### GIVEN ENTRIES
==*==

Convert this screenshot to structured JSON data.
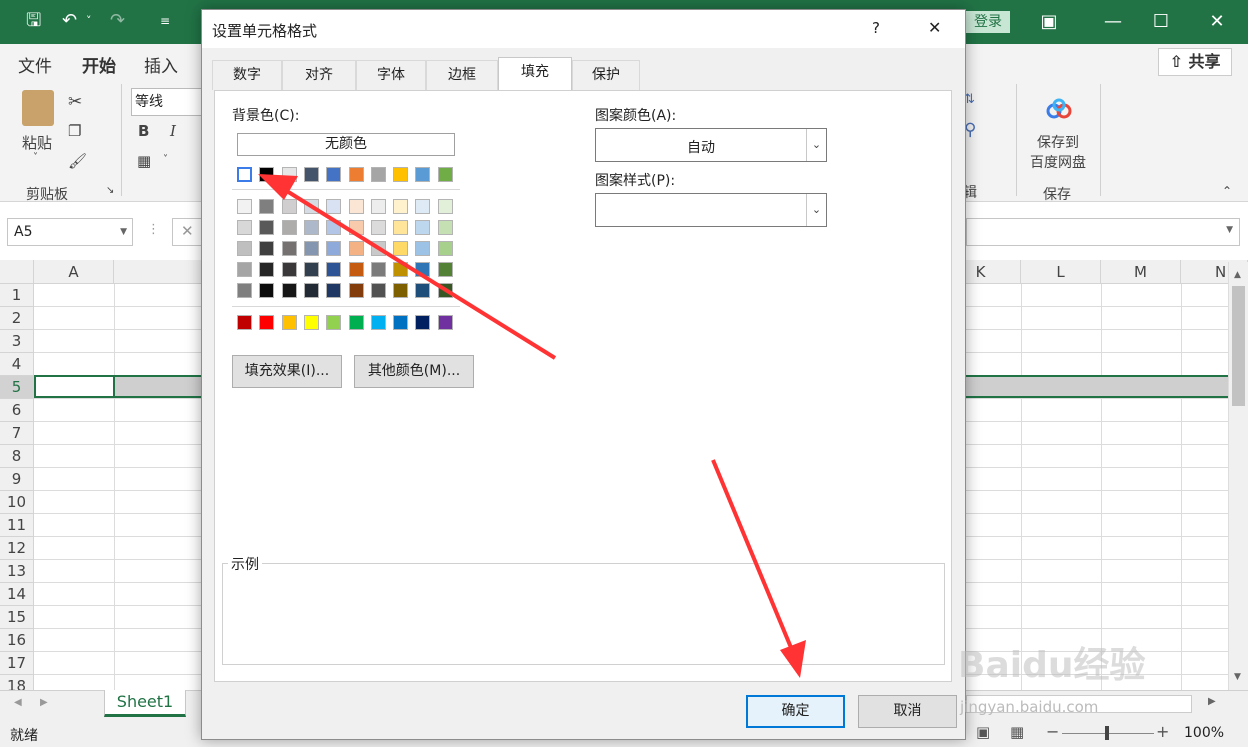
{
  "titlebar": {
    "login": "登录"
  },
  "menu": {
    "file": "文件",
    "home": "开始",
    "insert": "插入",
    "share": "共享"
  },
  "ribbon": {
    "paste": "粘贴",
    "clipboard": "剪贴板",
    "font_name": "等线",
    "bold": "B",
    "italic": "I",
    "save_to_line1": "保存到",
    "save_to_line2": "百度网盘",
    "save_group": "保存",
    "group_e": "辑"
  },
  "formula": {
    "name_box": "A5"
  },
  "columns": [
    "A",
    "K",
    "L",
    "M",
    "N"
  ],
  "rows": [
    "1",
    "2",
    "3",
    "4",
    "5",
    "6",
    "7",
    "8",
    "9",
    "10",
    "11",
    "12",
    "13",
    "14",
    "15",
    "16",
    "17",
    "18"
  ],
  "sheet": {
    "tab": "Sheet1"
  },
  "status": {
    "ready": "就绪",
    "zoom": "100%"
  },
  "dialog": {
    "title": "设置单元格格式",
    "help": "?",
    "close": "✕",
    "tabs": [
      "数字",
      "对齐",
      "字体",
      "边框",
      "填充",
      "保护"
    ],
    "active_tab": "填充",
    "bg_color_label": "背景色(C):",
    "no_color": "无颜色",
    "fill_effects": "填充效果(I)...",
    "more_colors": "其他颜色(M)...",
    "pattern_color_label": "图案颜色(A):",
    "pattern_color_value": "自动",
    "pattern_style_label": "图案样式(P):",
    "sample_label": "示例",
    "ok": "确定",
    "cancel": "取消"
  },
  "palette": {
    "theme_row": [
      "#ffffff",
      "#000000",
      "#e7e6e6",
      "#44546a",
      "#4472c4",
      "#ed7d31",
      "#a5a5a5",
      "#ffc000",
      "#5b9bd5",
      "#70ad47"
    ],
    "tints": [
      [
        "#f2f2f2",
        "#7f7f7f",
        "#d0cece",
        "#d6dce4",
        "#d9e2f3",
        "#fbe5d5",
        "#ededed",
        "#fff2cc",
        "#deebf6",
        "#e2efd9"
      ],
      [
        "#d8d8d8",
        "#595959",
        "#aeabab",
        "#adb9ca",
        "#b4c6e7",
        "#f7cbac",
        "#dbdbdb",
        "#fee599",
        "#bdd7ee",
        "#c5e0b3"
      ],
      [
        "#bfbfbf",
        "#3f3f3f",
        "#757171",
        "#8496b0",
        "#8eaadb",
        "#f4b183",
        "#c9c9c9",
        "#ffd965",
        "#9cc3e5",
        "#a8d08d"
      ],
      [
        "#a5a5a5",
        "#262626",
        "#3a3838",
        "#323f4f",
        "#2f5496",
        "#c55a11",
        "#7b7b7b",
        "#bf9000",
        "#2e75b5",
        "#538135"
      ],
      [
        "#7f7f7f",
        "#0c0c0c",
        "#171616",
        "#222a35",
        "#1f3864",
        "#833c0b",
        "#525252",
        "#7f6000",
        "#1e4e79",
        "#375623"
      ]
    ],
    "standard": [
      "#c00000",
      "#ff0000",
      "#ffc000",
      "#ffff00",
      "#92d050",
      "#00b050",
      "#00b0f0",
      "#0070c0",
      "#002060",
      "#7030a0"
    ]
  },
  "annotation": {
    "arrow_color": "#ff3333"
  },
  "watermark": {
    "brand": "Baidu经验",
    "url": "jingyan.baidu.com"
  }
}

==*==

### PROBLEM TO WORK ON
Extract the entries in full, exactly as they are, minus the pictures.

### ANSWER TO THIS EXERCISE
Convert this screenshot to structured JSON data.
{
  "titlebar": {
    "login": "登录"
  },
  "menu": {
    "file": "文件",
    "home": "开始",
    "insert": "插入",
    "share": "共享"
  },
  "ribbon": {
    "paste": "粘贴",
    "clipboard": "剪贴板",
    "font_name": "等线",
    "bold": "B",
    "italic": "I",
    "save_to_line1": "保存到",
    "save_to_line2": "百度网盘",
    "save_group": "保存",
    "group_e": "辑"
  },
  "formula": {
    "name_box": "A5"
  },
  "columns": [
    "A",
    "K",
    "L",
    "M",
    "N"
  ],
  "rows": [
    "1",
    "2",
    "3",
    "4",
    "5",
    "6",
    "7",
    "8",
    "9",
    "10",
    "11",
    "12",
    "13",
    "14",
    "15",
    "16",
    "17",
    "18"
  ],
  "sheet": {
    "tab": "Sheet1"
  },
  "status": {
    "ready": "就绪",
    "zoom": "100%"
  },
  "dialog": {
    "title": "设置单元格格式",
    "help": "?",
    "close": "✕",
    "tabs": [
      "数字",
      "对齐",
      "字体",
      "边框",
      "填充",
      "保护"
    ],
    "active_tab": "填充",
    "bg_color_label": "背景色(C):",
    "no_color": "无颜色",
    "fill_effects": "填充效果(I)...",
    "more_colors": "其他颜色(M)...",
    "pattern_color_label": "图案颜色(A):",
    "pattern_color_value": "自动",
    "pattern_style_label": "图案样式(P):",
    "sample_label": "示例",
    "ok": "确定",
    "cancel": "取消"
  },
  "palette": {
    "theme_row": [
      "#ffffff",
      "#000000",
      "#e7e6e6",
      "#44546a",
      "#4472c4",
      "#ed7d31",
      "#a5a5a5",
      "#ffc000",
      "#5b9bd5",
      "#70ad47"
    ],
    "tints": [
      [
        "#f2f2f2",
        "#7f7f7f",
        "#d0cece",
        "#d6dce4",
        "#d9e2f3",
        "#fbe5d5",
        "#ededed",
        "#fff2cc",
        "#deebf6",
        "#e2efd9"
      ],
      [
        "#d8d8d8",
        "#595959",
        "#aeabab",
        "#adb9ca",
        "#b4c6e7",
        "#f7cbac",
        "#dbdbdb",
        "#fee599",
        "#bdd7ee",
        "#c5e0b3"
      ],
      [
        "#bfbfbf",
        "#3f3f3f",
        "#757171",
        "#8496b0",
        "#8eaadb",
        "#f4b183",
        "#c9c9c9",
        "#ffd965",
        "#9cc3e5",
        "#a8d08d"
      ],
      [
        "#a5a5a5",
        "#262626",
        "#3a3838",
        "#323f4f",
        "#2f5496",
        "#c55a11",
        "#7b7b7b",
        "#bf9000",
        "#2e75b5",
        "#538135"
      ],
      [
        "#7f7f7f",
        "#0c0c0c",
        "#171616",
        "#222a35",
        "#1f3864",
        "#833c0b",
        "#525252",
        "#7f6000",
        "#1e4e79",
        "#375623"
      ]
    ],
    "standard": [
      "#c00000",
      "#ff0000",
      "#ffc000",
      "#ffff00",
      "#92d050",
      "#00b050",
      "#00b0f0",
      "#0070c0",
      "#002060",
      "#7030a0"
    ]
  },
  "annotation": {
    "arrow_color": "#ff3333"
  },
  "watermark": {
    "brand": "Baidu经验",
    "url": "jingyan.baidu.com"
  }
}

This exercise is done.